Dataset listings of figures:
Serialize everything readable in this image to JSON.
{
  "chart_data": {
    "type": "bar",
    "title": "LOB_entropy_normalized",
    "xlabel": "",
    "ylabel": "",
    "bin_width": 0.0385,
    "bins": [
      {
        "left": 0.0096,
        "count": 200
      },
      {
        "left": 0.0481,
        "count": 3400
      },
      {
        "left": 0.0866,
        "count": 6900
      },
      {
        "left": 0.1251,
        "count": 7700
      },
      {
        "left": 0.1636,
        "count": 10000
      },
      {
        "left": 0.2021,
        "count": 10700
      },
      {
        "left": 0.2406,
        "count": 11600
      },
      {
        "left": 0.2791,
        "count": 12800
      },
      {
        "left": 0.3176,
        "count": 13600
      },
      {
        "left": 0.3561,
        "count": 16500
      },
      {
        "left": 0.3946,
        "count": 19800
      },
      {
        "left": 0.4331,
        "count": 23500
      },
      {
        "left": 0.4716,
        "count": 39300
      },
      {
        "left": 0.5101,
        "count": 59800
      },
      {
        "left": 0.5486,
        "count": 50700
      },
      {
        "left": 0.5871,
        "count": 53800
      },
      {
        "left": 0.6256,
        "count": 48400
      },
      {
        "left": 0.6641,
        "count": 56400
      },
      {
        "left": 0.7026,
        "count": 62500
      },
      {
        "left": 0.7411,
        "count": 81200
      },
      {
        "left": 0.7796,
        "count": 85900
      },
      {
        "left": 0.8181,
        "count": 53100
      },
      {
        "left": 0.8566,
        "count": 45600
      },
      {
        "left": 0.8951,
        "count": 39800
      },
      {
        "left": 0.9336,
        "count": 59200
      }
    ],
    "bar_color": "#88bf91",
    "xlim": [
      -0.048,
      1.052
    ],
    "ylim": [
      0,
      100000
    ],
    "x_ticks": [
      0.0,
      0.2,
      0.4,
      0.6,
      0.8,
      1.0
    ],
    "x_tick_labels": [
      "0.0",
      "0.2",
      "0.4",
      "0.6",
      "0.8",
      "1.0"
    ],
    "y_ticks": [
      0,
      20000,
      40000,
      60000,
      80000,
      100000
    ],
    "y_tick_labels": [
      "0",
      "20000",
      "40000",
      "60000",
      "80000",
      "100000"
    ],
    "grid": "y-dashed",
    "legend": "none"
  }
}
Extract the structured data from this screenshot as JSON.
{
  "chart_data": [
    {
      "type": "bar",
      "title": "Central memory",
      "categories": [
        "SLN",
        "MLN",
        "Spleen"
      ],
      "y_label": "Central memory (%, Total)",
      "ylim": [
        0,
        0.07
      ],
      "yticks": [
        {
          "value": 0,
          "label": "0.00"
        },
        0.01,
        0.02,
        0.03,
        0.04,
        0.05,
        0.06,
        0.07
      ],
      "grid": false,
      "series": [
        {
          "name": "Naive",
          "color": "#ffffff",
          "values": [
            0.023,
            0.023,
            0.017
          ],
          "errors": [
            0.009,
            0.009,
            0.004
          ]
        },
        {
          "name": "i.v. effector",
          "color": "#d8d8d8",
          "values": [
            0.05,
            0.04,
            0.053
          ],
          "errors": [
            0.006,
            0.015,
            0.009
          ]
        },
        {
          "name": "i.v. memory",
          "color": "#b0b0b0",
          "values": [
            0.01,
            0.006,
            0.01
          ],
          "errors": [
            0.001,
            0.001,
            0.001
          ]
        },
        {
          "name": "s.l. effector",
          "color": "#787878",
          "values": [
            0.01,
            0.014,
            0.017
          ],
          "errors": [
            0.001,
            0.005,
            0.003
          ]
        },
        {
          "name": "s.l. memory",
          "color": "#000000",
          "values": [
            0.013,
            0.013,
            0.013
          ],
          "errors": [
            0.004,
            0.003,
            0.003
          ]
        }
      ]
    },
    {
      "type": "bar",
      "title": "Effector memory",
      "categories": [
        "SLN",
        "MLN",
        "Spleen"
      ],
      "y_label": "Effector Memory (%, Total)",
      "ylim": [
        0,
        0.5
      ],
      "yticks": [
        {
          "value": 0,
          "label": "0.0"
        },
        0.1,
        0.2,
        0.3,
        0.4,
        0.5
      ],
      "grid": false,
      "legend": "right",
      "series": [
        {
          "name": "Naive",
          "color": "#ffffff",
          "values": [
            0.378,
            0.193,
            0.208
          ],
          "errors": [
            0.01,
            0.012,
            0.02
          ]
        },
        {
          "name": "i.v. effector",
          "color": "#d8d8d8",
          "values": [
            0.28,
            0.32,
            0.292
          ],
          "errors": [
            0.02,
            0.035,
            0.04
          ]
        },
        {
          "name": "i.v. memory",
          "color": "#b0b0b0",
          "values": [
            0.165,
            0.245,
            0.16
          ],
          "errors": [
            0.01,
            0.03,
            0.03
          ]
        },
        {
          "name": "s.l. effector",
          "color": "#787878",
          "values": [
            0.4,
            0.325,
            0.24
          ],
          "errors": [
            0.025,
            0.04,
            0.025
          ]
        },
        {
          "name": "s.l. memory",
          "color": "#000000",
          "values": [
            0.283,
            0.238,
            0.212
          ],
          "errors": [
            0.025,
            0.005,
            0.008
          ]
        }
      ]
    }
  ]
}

Instructions to follow | From the records above, extract every line exactly as it stands.

The reply |
Serialize everything readable in this image to JSON.
{
  "chart_data": {
    "type": "bar",
    "title": "LOB_entropy_normalized",
    "xlabel": "",
    "ylabel": "",
    "bin_width": 0.0385,
    "bins": [
      {
        "left": 0.0096,
        "count": 200
      },
      {
        "left": 0.0481,
        "count": 3400
      },
      {
        "left": 0.0866,
        "count": 6900
      },
      {
        "left": 0.1251,
        "count": 7700
      },
      {
        "left": 0.1636,
        "count": 10000
      },
      {
        "left": 0.2021,
        "count": 10700
      },
      {
        "left": 0.2406,
        "count": 11600
      },
      {
        "left": 0.2791,
        "count": 12800
      },
      {
        "left": 0.3176,
        "count": 13600
      },
      {
        "left": 0.3561,
        "count": 16500
      },
      {
        "left": 0.3946,
        "count": 19800
      },
      {
        "left": 0.4331,
        "count": 23500
      },
      {
        "left": 0.4716,
        "count": 39300
      },
      {
        "left": 0.5101,
        "count": 59800
      },
      {
        "left": 0.5486,
        "count": 50700
      },
      {
        "left": 0.5871,
        "count": 53800
      },
      {
        "left": 0.6256,
        "count": 48400
      },
      {
        "left": 0.6641,
        "count": 56400
      },
      {
        "left": 0.7026,
        "count": 62500
      },
      {
        "left": 0.7411,
        "count": 81200
      },
      {
        "left": 0.7796,
        "count": 85900
      },
      {
        "left": 0.8181,
        "count": 53100
      },
      {
        "left": 0.8566,
        "count": 45600
      },
      {
        "left": 0.8951,
        "count": 39800
      },
      {
        "left": 0.9336,
        "count": 59200
      }
    ],
    "bar_color": "#88bf91",
    "xlim": [
      -0.048,
      1.052
    ],
    "ylim": [
      0,
      100000
    ],
    "x_ticks": [
      0.0,
      0.2,
      0.4,
      0.6,
      0.8,
      1.0
    ],
    "x_tick_labels": [
      "0.0",
      "0.2",
      "0.4",
      "0.6",
      "0.8",
      "1.0"
    ],
    "y_ticks": [
      0,
      20000,
      40000,
      60000,
      80000,
      100000
    ],
    "y_tick_labels": [
      "0",
      "20000",
      "40000",
      "60000",
      "80000",
      "100000"
    ],
    "grid": "y-dashed",
    "legend": "none"
  }
}
Extract the structured data from this screenshot as JSON.
{
  "chart_data": [
    {
      "type": "bar",
      "title": "Central memory",
      "categories": [
        "SLN",
        "MLN",
        "Spleen"
      ],
      "y_label": "Central memory (%, Total)",
      "ylim": [
        0,
        0.07
      ],
      "yticks": [
        {
          "value": 0,
          "label": "0.00"
        },
        0.01,
        0.02,
        0.03,
        0.04,
        0.05,
        0.06,
        0.07
      ],
      "grid": false,
      "series": [
        {
          "name": "Naive",
          "color": "#ffffff",
          "values": [
            0.023,
            0.023,
            0.017
          ],
          "errors": [
            0.009,
            0.009,
            0.004
          ]
        },
        {
          "name": "i.v. effector",
          "color": "#d8d8d8",
          "values": [
            0.05,
            0.04,
            0.053
          ],
          "errors": [
            0.006,
            0.015,
            0.009
          ]
        },
        {
          "name": "i.v. memory",
          "color": "#b0b0b0",
          "values": [
            0.01,
            0.006,
            0.01
          ],
          "errors": [
            0.001,
            0.001,
            0.001
          ]
        },
        {
          "name": "s.l. effector",
          "color": "#787878",
          "values": [
            0.01,
            0.014,
            0.017
          ],
          "errors": [
            0.001,
            0.005,
            0.003
          ]
        },
        {
          "name": "s.l. memory",
          "color": "#000000",
          "values": [
            0.013,
            0.013,
            0.013
          ],
          "errors": [
            0.004,
            0.003,
            0.003
          ]
        }
      ]
    },
    {
      "type": "bar",
      "title": "Effector memory",
      "categories": [
        "SLN",
        "MLN",
        "Spleen"
      ],
      "y_label": "Effector Memory (%, Total)",
      "ylim": [
        0,
        0.5
      ],
      "yticks": [
        {
          "value": 0,
          "label": "0.0"
        },
        0.1,
        0.2,
        0.3,
        0.4,
        0.5
      ],
      "grid": false,
      "legend": "right",
      "series": [
        {
          "name": "Naive",
          "color": "#ffffff",
          "values": [
            0.378,
            0.193,
            0.208
          ],
          "errors": [
            0.01,
            0.012,
            0.02
          ]
        },
        {
          "name": "i.v. effector",
          "color": "#d8d8d8",
          "values": [
            0.28,
            0.32,
            0.292
          ],
          "errors": [
            0.02,
            0.035,
            0.04
          ]
        },
        {
          "name": "i.v. memory",
          "color": "#b0b0b0",
          "values": [
            0.165,
            0.245,
            0.16
          ],
          "errors": [
            0.01,
            0.03,
            0.03
          ]
        },
        {
          "name": "s.l. effector",
          "color": "#787878",
          "values": [
            0.4,
            0.325,
            0.24
          ],
          "errors": [
            0.025,
            0.04,
            0.025
          ]
        },
        {
          "name": "s.l. memory",
          "color": "#000000",
          "values": [
            0.283,
            0.238,
            0.212
          ],
          "errors": [
            0.025,
            0.005,
            0.008
          ]
        }
      ]
    }
  ]
}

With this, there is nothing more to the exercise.